[Collected data]
========
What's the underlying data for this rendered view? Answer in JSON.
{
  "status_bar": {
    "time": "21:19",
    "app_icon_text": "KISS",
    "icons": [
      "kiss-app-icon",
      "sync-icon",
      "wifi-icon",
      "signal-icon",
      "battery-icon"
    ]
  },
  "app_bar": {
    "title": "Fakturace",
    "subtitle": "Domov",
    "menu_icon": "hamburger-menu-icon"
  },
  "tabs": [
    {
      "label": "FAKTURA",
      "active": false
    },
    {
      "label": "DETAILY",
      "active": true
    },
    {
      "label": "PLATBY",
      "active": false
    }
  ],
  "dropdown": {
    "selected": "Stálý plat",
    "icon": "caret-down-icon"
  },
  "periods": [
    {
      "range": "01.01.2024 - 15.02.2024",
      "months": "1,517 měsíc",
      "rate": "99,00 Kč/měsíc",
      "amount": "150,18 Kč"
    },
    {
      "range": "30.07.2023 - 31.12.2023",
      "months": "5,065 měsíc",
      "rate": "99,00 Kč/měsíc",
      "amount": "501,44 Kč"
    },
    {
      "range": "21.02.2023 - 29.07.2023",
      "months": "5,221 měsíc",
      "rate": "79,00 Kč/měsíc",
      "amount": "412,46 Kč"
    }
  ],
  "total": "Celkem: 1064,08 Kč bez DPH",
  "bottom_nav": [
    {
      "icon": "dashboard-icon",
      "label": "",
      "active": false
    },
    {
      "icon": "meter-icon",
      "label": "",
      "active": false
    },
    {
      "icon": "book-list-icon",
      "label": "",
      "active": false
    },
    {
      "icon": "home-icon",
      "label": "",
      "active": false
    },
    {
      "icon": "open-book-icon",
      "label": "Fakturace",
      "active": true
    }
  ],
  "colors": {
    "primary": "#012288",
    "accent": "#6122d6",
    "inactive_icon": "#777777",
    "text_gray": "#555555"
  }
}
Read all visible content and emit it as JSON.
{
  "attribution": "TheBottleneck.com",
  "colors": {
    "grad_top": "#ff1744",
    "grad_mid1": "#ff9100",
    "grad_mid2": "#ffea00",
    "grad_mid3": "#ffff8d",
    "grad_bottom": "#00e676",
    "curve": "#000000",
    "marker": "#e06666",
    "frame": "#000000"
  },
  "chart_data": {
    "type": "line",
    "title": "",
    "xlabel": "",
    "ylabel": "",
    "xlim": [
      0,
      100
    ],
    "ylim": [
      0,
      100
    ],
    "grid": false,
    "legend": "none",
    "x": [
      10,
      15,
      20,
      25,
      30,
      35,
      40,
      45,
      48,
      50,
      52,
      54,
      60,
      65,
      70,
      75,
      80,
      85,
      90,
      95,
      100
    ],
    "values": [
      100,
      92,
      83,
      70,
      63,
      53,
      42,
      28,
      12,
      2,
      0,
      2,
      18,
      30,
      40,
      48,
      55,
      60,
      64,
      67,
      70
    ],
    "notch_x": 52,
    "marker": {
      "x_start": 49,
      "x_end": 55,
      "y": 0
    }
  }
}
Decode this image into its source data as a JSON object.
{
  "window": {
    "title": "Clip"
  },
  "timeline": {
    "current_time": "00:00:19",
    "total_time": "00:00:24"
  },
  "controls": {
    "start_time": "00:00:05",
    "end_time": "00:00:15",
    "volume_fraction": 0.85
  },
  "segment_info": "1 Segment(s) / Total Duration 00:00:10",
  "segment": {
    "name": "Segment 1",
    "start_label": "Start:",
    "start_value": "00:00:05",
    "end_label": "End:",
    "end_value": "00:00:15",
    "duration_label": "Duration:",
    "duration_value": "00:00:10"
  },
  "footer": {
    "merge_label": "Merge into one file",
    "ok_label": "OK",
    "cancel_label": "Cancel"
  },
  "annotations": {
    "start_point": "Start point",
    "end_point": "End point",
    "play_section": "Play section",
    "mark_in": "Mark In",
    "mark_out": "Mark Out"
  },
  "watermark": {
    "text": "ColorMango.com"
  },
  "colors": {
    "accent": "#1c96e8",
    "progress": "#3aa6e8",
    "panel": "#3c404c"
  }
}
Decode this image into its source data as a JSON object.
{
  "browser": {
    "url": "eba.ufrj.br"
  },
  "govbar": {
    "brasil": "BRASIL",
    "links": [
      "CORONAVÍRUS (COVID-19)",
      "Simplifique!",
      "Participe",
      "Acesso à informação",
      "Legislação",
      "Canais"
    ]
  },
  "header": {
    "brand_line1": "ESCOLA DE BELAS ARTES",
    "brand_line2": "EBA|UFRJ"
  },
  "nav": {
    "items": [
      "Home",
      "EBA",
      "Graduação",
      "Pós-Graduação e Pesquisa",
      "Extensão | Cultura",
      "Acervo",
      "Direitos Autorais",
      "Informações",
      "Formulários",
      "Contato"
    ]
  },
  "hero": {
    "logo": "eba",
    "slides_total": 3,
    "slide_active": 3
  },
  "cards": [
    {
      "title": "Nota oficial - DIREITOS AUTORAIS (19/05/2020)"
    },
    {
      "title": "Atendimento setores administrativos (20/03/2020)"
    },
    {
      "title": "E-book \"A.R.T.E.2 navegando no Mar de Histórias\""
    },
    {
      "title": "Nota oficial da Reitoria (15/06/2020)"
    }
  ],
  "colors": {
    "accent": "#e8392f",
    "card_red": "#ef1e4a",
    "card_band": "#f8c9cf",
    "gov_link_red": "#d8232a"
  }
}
========
- **TASK TO CARRY OUT**:
Transcribe all of the material exactly. Omit nothing.

- **EXERCISE SOLUTION**:
What's the underlying data for this rendered view? Answer in JSON.
{
  "status_bar": {
    "time": "21:19",
    "app_icon_text": "KISS",
    "icons": [
      "kiss-app-icon",
      "sync-icon",
      "wifi-icon",
      "signal-icon",
      "battery-icon"
    ]
  },
  "app_bar": {
    "title": "Fakturace",
    "subtitle": "Domov",
    "menu_icon": "hamburger-menu-icon"
  },
  "tabs": [
    {
      "label": "FAKTURA",
      "active": false
    },
    {
      "label": "DETAILY",
      "active": true
    },
    {
      "label": "PLATBY",
      "active": false
    }
  ],
  "dropdown": {
    "selected": "Stálý plat",
    "icon": "caret-down-icon"
  },
  "periods": [
    {
      "range": "01.01.2024 - 15.02.2024",
      "months": "1,517 měsíc",
      "rate": "99,00 Kč/měsíc",
      "amount": "150,18 Kč"
    },
    {
      "range": "30.07.2023 - 31.12.2023",
      "months": "5,065 měsíc",
      "rate": "99,00 Kč/měsíc",
      "amount": "501,44 Kč"
    },
    {
      "range": "21.02.2023 - 29.07.2023",
      "months": "5,221 měsíc",
      "rate": "79,00 Kč/měsíc",
      "amount": "412,46 Kč"
    }
  ],
  "total": "Celkem: 1064,08 Kč bez DPH",
  "bottom_nav": [
    {
      "icon": "dashboard-icon",
      "label": "",
      "active": false
    },
    {
      "icon": "meter-icon",
      "label": "",
      "active": false
    },
    {
      "icon": "book-list-icon",
      "label": "",
      "active": false
    },
    {
      "icon": "home-icon",
      "label": "",
      "active": false
    },
    {
      "icon": "open-book-icon",
      "label": "Fakturace",
      "active": true
    }
  ],
  "colors": {
    "primary": "#012288",
    "accent": "#6122d6",
    "inactive_icon": "#777777",
    "text_gray": "#555555"
  }
}
Read all visible content and emit it as JSON.
{
  "attribution": "TheBottleneck.com",
  "colors": {
    "grad_top": "#ff1744",
    "grad_mid1": "#ff9100",
    "grad_mid2": "#ffea00",
    "grad_mid3": "#ffff8d",
    "grad_bottom": "#00e676",
    "curve": "#000000",
    "marker": "#e06666",
    "frame": "#000000"
  },
  "chart_data": {
    "type": "line",
    "title": "",
    "xlabel": "",
    "ylabel": "",
    "xlim": [
      0,
      100
    ],
    "ylim": [
      0,
      100
    ],
    "grid": false,
    "legend": "none",
    "x": [
      10,
      15,
      20,
      25,
      30,
      35,
      40,
      45,
      48,
      50,
      52,
      54,
      60,
      65,
      70,
      75,
      80,
      85,
      90,
      95,
      100
    ],
    "values": [
      100,
      92,
      83,
      70,
      63,
      53,
      42,
      28,
      12,
      2,
      0,
      2,
      18,
      30,
      40,
      48,
      55,
      60,
      64,
      67,
      70
    ],
    "notch_x": 52,
    "marker": {
      "x_start": 49,
      "x_end": 55,
      "y": 0
    }
  }
}
Decode this image into its source data as a JSON object.
{
  "window": {
    "title": "Clip"
  },
  "timeline": {
    "current_time": "00:00:19",
    "total_time": "00:00:24"
  },
  "controls": {
    "start_time": "00:00:05",
    "end_time": "00:00:15",
    "volume_fraction": 0.85
  },
  "segment_info": "1 Segment(s) / Total Duration 00:00:10",
  "segment": {
    "name": "Segment 1",
    "start_label": "Start:",
    "start_value": "00:00:05",
    "end_label": "End:",
    "end_value": "00:00:15",
    "duration_label": "Duration:",
    "duration_value": "00:00:10"
  },
  "footer": {
    "merge_label": "Merge into one file",
    "ok_label": "OK",
    "cancel_label": "Cancel"
  },
  "annotations": {
    "start_point": "Start point",
    "end_point": "End point",
    "play_section": "Play section",
    "mark_in": "Mark In",
    "mark_out": "Mark Out"
  },
  "watermark": {
    "text": "ColorMango.com"
  },
  "colors": {
    "accent": "#1c96e8",
    "progress": "#3aa6e8",
    "panel": "#3c404c"
  }
}
Decode this image into its source data as a JSON object.
{
  "browser": {
    "url": "eba.ufrj.br"
  },
  "govbar": {
    "brasil": "BRASIL",
    "links": [
      "CORONAVÍRUS (COVID-19)",
      "Simplifique!",
      "Participe",
      "Acesso à informação",
      "Legislação",
      "Canais"
    ]
  },
  "header": {
    "brand_line1": "ESCOLA DE BELAS ARTES",
    "brand_line2": "EBA|UFRJ"
  },
  "nav": {
    "items": [
      "Home",
      "EBA",
      "Graduação",
      "Pós-Graduação e Pesquisa",
      "Extensão | Cultura",
      "Acervo",
      "Direitos Autorais",
      "Informações",
      "Formulários",
      "Contato"
    ]
  },
  "hero": {
    "logo": "eba",
    "slides_total": 3,
    "slide_active": 3
  },
  "cards": [
    {
      "title": "Nota oficial - DIREITOS AUTORAIS (19/05/2020)"
    },
    {
      "title": "Atendimento setores administrativos (20/03/2020)"
    },
    {
      "title": "E-book \"A.R.T.E.2 navegando no Mar de Histórias\""
    },
    {
      "title": "Nota oficial da Reitoria (15/06/2020)"
    }
  ],
  "colors": {
    "accent": "#e8392f",
    "card_red": "#ef1e4a",
    "card_band": "#f8c9cf",
    "gov_link_red": "#d8232a"
  }
}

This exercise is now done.